(Page content records)
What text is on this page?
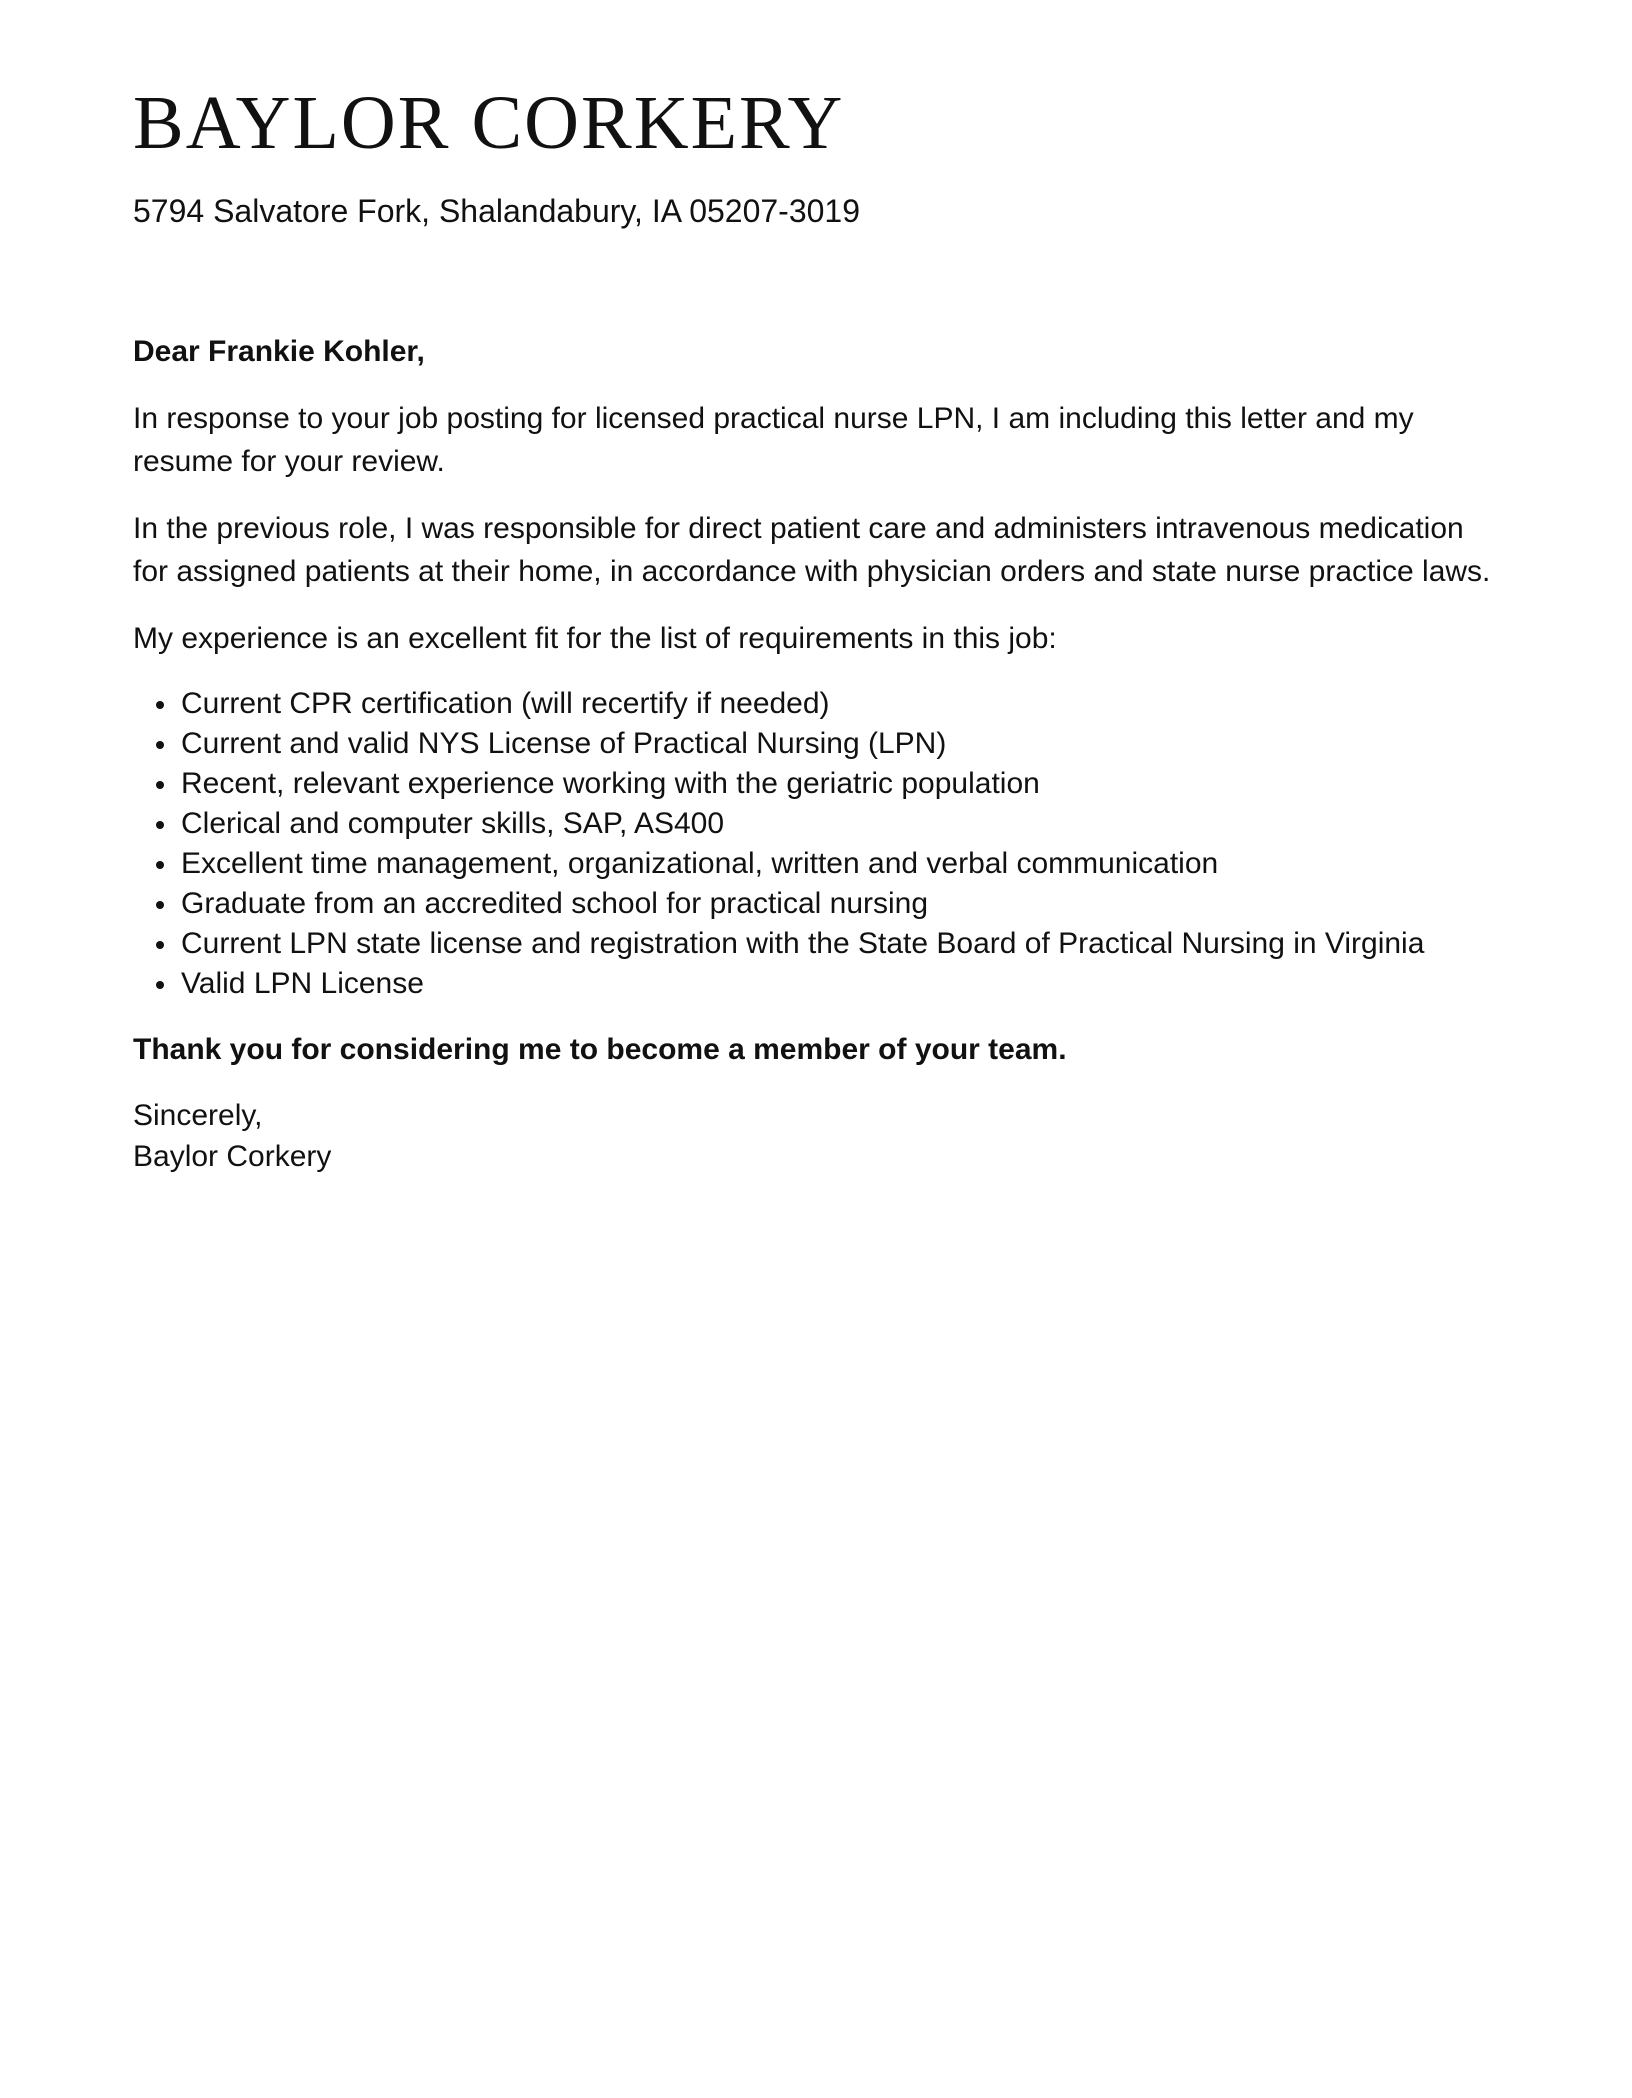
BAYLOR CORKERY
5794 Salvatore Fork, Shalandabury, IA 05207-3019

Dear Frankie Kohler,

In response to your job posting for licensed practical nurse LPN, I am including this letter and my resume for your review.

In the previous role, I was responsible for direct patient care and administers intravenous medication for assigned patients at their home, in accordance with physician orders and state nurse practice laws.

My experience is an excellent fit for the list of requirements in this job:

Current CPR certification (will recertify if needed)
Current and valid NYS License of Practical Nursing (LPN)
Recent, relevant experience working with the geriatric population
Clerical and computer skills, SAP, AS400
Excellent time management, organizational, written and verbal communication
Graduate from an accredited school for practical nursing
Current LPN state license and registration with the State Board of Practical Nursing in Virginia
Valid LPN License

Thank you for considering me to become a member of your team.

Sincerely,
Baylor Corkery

## Exercise aim
In your copy, exclude the pictures and repeat each entry above exactly.

## Output of the exercise
What text is on this page?
BAYLOR CORKERY
5794 Salvatore Fork, Shalandabury, IA 05207-3019

Dear Frankie Kohler,

In response to your job posting for licensed practical nurse LPN, I am including this letter and my resume for your review.

In the previous role, I was responsible for direct patient care and administers intravenous medication for assigned patients at their home, in accordance with physician orders and state nurse practice laws.

My experience is an excellent fit for the list of requirements in this job:

Current CPR certification (will recertify if needed)
Current and valid NYS License of Practical Nursing (LPN)
Recent, relevant experience working with the geriatric population
Clerical and computer skills, SAP, AS400
Excellent time management, organizational, written and verbal communication
Graduate from an accredited school for practical nursing
Current LPN state license and registration with the State Board of Practical Nursing in Virginia
Valid LPN License

Thank you for considering me to become a member of your team.

Sincerely,
Baylor Corkery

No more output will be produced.